Exercise instructions:
The entries below should be given again exactly, minus their pictures.

-- START Stored records --

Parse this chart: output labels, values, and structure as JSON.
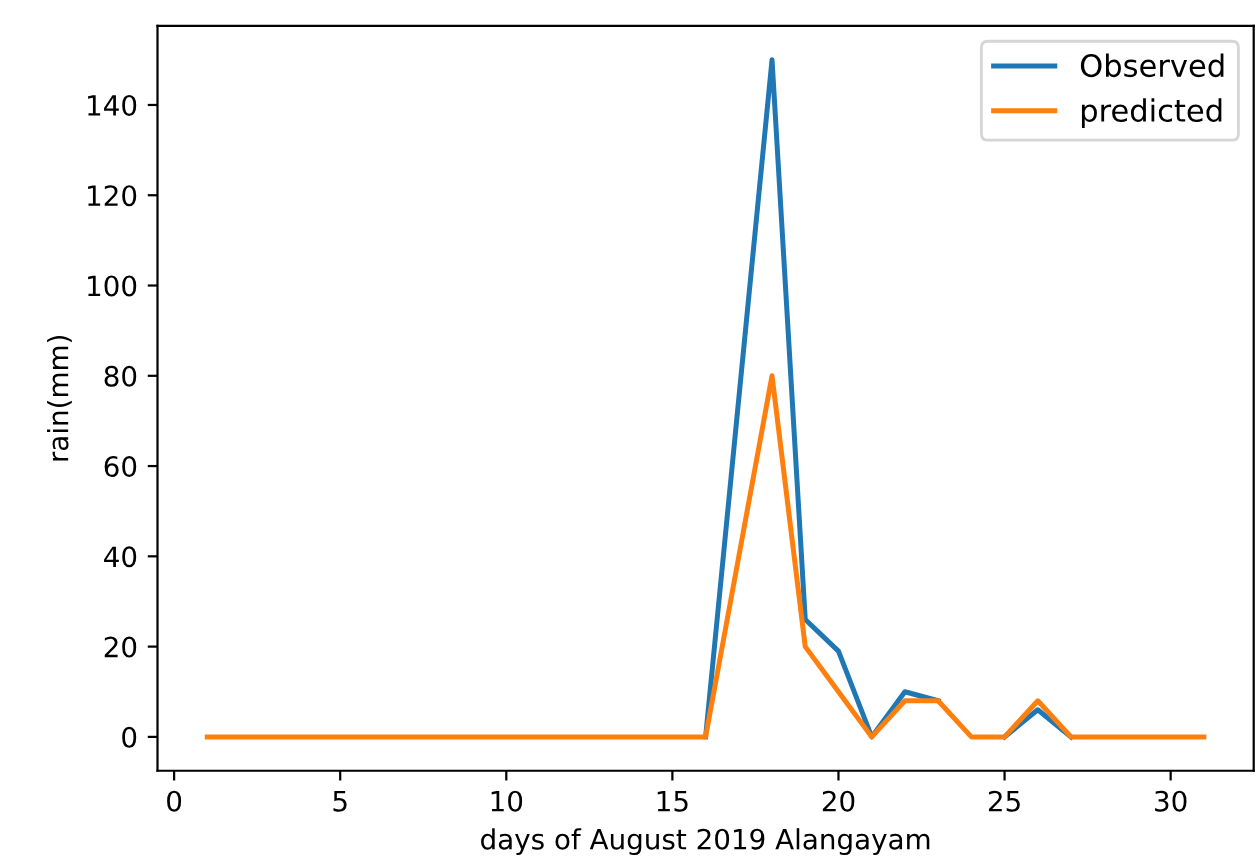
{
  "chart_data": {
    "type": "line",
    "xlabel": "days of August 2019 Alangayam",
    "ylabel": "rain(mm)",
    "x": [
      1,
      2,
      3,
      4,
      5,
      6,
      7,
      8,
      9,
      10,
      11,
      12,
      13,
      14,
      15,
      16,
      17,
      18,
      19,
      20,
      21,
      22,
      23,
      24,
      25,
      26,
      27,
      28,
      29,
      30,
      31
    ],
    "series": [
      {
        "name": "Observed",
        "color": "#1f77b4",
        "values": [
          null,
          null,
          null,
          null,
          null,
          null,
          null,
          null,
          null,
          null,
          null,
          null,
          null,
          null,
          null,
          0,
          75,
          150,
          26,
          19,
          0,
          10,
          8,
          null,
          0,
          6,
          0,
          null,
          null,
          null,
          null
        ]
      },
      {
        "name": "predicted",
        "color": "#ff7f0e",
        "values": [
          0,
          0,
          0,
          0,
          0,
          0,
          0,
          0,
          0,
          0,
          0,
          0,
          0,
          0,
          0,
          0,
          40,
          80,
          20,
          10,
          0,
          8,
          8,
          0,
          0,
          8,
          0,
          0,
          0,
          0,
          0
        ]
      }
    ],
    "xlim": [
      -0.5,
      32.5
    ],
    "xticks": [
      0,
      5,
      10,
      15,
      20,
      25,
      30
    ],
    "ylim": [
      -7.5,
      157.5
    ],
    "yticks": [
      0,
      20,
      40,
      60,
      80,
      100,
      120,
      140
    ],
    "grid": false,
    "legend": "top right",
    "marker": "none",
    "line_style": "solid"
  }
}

-- END Stored records --

Expected output:
Parse this chart: output labels, values, and structure as JSON.
{
  "chart_data": {
    "type": "line",
    "xlabel": "days of August 2019 Alangayam",
    "ylabel": "rain(mm)",
    "x": [
      1,
      2,
      3,
      4,
      5,
      6,
      7,
      8,
      9,
      10,
      11,
      12,
      13,
      14,
      15,
      16,
      17,
      18,
      19,
      20,
      21,
      22,
      23,
      24,
      25,
      26,
      27,
      28,
      29,
      30,
      31
    ],
    "series": [
      {
        "name": "Observed",
        "color": "#1f77b4",
        "values": [
          null,
          null,
          null,
          null,
          null,
          null,
          null,
          null,
          null,
          null,
          null,
          null,
          null,
          null,
          null,
          0,
          75,
          150,
          26,
          19,
          0,
          10,
          8,
          null,
          0,
          6,
          0,
          null,
          null,
          null,
          null
        ]
      },
      {
        "name": "predicted",
        "color": "#ff7f0e",
        "values": [
          0,
          0,
          0,
          0,
          0,
          0,
          0,
          0,
          0,
          0,
          0,
          0,
          0,
          0,
          0,
          0,
          40,
          80,
          20,
          10,
          0,
          8,
          8,
          0,
          0,
          8,
          0,
          0,
          0,
          0,
          0
        ]
      }
    ],
    "xlim": [
      -0.5,
      32.5
    ],
    "xticks": [
      0,
      5,
      10,
      15,
      20,
      25,
      30
    ],
    "ylim": [
      -7.5,
      157.5
    ],
    "yticks": [
      0,
      20,
      40,
      60,
      80,
      100,
      120,
      140
    ],
    "grid": false,
    "legend": "top right",
    "marker": "none",
    "line_style": "solid"
  }
}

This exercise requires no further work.